Given exercise: Begin at the line that contains "Transcribe the text in this document." and repeat every line from there to the end of the records below, inclusive, without adding any other line.

───

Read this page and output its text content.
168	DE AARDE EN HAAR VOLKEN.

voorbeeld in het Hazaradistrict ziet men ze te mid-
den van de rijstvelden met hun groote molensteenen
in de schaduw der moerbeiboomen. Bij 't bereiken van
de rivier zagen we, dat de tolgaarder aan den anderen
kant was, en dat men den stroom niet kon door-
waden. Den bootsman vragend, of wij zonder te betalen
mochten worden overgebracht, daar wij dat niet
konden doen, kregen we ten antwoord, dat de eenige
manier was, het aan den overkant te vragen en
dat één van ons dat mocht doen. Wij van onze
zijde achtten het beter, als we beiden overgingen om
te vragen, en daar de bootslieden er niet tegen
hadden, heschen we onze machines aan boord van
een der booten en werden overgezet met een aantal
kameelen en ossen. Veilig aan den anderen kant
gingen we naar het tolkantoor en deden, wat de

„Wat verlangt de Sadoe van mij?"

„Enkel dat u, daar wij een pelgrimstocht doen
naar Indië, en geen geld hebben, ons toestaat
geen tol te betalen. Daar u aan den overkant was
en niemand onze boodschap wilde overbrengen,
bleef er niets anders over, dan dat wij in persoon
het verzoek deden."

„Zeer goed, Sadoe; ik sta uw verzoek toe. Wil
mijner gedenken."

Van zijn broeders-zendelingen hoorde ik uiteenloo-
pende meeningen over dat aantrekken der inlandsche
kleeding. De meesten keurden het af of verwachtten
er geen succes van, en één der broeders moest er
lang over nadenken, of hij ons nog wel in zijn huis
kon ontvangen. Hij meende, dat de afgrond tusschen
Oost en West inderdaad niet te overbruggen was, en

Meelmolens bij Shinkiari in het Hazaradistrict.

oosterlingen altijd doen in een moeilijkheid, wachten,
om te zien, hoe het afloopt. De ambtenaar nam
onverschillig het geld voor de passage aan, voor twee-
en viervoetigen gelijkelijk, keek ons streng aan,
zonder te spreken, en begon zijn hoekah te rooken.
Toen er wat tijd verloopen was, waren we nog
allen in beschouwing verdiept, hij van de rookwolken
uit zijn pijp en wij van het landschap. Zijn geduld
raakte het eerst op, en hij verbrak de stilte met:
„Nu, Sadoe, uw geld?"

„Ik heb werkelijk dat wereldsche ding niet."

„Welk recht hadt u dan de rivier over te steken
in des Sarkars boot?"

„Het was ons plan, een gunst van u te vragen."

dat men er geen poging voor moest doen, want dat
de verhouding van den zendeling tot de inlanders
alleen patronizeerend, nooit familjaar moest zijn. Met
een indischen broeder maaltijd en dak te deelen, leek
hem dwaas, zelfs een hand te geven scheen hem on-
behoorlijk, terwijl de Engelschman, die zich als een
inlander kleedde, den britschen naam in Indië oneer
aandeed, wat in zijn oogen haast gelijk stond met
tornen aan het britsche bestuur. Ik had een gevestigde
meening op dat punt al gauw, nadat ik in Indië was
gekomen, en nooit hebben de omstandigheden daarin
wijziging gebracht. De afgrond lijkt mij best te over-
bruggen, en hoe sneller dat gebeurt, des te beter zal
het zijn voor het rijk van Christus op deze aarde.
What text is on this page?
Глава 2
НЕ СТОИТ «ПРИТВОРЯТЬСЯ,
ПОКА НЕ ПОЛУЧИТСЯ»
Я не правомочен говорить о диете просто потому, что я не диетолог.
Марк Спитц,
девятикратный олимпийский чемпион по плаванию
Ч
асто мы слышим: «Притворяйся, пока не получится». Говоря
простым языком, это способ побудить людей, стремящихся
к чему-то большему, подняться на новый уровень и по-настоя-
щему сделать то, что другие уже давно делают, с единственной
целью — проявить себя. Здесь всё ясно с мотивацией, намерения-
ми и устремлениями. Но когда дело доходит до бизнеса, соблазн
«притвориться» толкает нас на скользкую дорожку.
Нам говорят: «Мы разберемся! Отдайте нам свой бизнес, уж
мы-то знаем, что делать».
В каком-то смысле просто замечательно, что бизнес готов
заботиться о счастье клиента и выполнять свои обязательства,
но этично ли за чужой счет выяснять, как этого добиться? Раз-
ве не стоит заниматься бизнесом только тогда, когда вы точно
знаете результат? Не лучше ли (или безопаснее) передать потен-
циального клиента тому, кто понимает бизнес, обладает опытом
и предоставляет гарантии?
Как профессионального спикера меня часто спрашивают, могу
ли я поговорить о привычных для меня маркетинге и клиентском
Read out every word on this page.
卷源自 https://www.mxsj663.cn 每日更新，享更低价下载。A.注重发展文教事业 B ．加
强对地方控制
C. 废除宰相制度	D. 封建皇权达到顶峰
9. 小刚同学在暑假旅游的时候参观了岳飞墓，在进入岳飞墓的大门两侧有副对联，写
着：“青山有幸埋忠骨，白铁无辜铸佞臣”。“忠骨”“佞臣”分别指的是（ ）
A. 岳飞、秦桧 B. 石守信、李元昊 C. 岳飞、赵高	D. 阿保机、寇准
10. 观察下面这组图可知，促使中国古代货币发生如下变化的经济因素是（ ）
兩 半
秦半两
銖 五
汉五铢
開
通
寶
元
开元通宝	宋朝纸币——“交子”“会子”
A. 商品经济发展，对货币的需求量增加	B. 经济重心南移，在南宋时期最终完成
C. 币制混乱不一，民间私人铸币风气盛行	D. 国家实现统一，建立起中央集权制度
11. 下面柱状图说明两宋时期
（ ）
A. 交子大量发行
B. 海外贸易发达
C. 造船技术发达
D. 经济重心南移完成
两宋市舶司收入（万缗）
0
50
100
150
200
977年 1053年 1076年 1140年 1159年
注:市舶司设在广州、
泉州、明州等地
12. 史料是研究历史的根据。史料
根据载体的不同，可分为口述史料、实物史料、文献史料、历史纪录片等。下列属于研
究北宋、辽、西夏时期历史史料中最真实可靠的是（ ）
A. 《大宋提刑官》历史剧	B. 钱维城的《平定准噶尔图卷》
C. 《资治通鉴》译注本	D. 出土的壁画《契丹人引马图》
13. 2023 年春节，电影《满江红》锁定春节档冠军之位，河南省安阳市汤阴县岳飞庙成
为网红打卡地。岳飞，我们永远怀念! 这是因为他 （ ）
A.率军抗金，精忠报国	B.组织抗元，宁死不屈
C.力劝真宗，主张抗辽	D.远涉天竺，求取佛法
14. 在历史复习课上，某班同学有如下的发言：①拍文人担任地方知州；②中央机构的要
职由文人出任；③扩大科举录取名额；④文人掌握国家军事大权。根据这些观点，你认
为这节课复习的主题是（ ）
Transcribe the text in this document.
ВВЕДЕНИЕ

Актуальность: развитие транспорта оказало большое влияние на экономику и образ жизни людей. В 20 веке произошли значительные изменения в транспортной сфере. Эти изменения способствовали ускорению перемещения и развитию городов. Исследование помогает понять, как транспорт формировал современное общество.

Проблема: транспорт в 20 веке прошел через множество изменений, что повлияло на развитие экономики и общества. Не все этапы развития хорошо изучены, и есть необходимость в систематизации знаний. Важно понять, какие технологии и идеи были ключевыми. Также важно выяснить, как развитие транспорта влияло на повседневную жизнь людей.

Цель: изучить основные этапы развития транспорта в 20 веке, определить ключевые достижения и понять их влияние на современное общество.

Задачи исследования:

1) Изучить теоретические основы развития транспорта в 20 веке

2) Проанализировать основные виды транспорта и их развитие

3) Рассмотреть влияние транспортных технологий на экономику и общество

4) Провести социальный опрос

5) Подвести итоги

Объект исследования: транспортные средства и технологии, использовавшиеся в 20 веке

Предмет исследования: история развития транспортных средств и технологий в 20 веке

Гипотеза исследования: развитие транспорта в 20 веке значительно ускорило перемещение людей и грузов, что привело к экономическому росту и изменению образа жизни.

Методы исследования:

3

───

Task answer:
Transcribe the text in this document.
ВВЕДЕНИЕ

Актуальность: развитие транспорта оказало большое влияние на экономику и образ жизни людей. В 20 веке произошли значительные изменения в транспортной сфере. Эти изменения способствовали ускорению перемещения и развитию городов. Исследование помогает понять, как транспорт формировал современное общество.

Проблема: транспорт в 20 веке прошел через множество изменений, что повлияло на развитие экономики и общества. Не все этапы развития хорошо изучены, и есть необходимость в систематизации знаний. Важно понять, какие технологии и идеи были ключевыми. Также важно выяснить, как развитие транспорта влияло на повседневную жизнь людей.

Цель: изучить основные этапы развития транспорта в 20 веке, определить ключевые достижения и понять их влияние на современное общество.

Задачи исследования:

1) Изучить теоретические основы развития транспорта в 20 веке

2) Проанализировать основные виды транспорта и их развитие

3) Рассмотреть влияние транспортных технологий на экономику и общество

4) Провести социальный опрос

5) Подвести итоги

Объект исследования: транспортные средства и технологии, использовавшиеся в 20 веке

Предмет исследования: история развития транспортных средств и технологий в 20 веке

Гипотеза исследования: развитие транспорта в 20 веке значительно ускорило перемещение людей и грузов, что привело к экономическому росту и изменению образа жизни.

Методы исследования:

3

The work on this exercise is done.